Identify and reproduce every line holding the string "text".

• • •

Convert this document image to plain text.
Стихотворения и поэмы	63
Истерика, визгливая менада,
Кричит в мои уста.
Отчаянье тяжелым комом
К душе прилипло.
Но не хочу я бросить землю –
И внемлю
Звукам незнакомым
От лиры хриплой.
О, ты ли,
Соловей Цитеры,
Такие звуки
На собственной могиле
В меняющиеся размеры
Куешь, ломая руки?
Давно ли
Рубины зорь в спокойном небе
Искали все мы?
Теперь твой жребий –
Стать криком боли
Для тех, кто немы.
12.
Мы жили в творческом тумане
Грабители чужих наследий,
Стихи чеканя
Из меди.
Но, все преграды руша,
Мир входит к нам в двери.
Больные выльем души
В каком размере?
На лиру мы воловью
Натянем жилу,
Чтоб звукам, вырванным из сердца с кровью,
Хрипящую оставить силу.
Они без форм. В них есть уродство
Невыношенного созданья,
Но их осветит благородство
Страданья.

• • •

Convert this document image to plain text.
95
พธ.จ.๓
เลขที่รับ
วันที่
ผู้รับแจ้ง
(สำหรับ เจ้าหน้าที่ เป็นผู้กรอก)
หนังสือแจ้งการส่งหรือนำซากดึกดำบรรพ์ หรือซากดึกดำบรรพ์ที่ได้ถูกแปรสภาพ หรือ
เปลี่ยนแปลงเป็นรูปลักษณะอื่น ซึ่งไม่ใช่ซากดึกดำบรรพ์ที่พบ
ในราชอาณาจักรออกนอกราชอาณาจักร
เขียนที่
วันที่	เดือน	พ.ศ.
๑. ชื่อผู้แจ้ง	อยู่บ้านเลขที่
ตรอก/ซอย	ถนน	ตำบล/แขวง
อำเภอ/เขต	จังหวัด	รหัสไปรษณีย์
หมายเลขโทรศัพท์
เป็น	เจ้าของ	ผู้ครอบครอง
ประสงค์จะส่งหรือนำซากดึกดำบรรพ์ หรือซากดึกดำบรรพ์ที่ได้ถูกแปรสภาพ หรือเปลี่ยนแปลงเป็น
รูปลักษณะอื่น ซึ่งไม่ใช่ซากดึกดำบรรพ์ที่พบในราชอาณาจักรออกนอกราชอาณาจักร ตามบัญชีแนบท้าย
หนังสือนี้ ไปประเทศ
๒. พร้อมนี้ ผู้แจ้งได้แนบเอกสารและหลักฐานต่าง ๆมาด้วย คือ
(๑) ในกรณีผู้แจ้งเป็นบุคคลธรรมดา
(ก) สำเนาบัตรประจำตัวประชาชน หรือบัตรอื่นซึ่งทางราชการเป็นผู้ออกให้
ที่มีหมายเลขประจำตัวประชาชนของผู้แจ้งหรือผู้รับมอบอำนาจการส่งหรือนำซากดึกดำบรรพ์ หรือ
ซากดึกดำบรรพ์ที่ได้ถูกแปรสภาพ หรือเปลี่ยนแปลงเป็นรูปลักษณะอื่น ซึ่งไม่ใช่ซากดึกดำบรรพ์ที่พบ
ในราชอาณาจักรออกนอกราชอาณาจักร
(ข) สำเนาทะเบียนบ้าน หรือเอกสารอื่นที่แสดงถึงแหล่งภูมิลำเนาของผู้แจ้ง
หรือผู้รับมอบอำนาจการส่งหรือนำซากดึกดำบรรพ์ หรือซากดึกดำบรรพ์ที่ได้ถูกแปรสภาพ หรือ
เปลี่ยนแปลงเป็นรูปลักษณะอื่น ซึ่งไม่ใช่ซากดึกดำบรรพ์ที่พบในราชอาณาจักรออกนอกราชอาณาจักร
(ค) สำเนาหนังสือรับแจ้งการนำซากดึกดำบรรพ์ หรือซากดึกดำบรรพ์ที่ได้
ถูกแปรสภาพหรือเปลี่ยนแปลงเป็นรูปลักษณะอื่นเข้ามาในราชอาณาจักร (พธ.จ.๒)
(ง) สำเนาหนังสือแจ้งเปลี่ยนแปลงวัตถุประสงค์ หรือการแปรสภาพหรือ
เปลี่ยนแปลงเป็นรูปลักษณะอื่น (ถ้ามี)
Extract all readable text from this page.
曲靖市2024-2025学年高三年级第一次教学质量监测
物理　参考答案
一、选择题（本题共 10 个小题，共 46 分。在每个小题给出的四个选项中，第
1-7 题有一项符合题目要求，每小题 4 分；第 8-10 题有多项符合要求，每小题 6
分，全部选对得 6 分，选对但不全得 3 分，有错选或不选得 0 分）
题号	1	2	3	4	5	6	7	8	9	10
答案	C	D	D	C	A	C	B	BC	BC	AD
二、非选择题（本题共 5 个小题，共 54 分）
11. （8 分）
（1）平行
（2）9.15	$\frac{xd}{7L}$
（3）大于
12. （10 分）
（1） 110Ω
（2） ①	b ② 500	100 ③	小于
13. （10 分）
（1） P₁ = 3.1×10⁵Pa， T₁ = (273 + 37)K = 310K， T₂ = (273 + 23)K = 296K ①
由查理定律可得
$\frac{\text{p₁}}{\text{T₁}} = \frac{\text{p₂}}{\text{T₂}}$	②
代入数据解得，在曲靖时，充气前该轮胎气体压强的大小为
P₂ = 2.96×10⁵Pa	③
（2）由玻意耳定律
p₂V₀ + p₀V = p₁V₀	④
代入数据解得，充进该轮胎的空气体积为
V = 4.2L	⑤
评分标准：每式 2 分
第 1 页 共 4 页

• • •

● **SOLUTION FOR THIS PROBLEM**:
Convert this document image to plain text.
Convert this document image to plain text.
Extract all readable text from this page.
$\frac{\text{p₁}}{\text{T₁}} = \frac{\text{p₂}}{\text{T₂}}$	②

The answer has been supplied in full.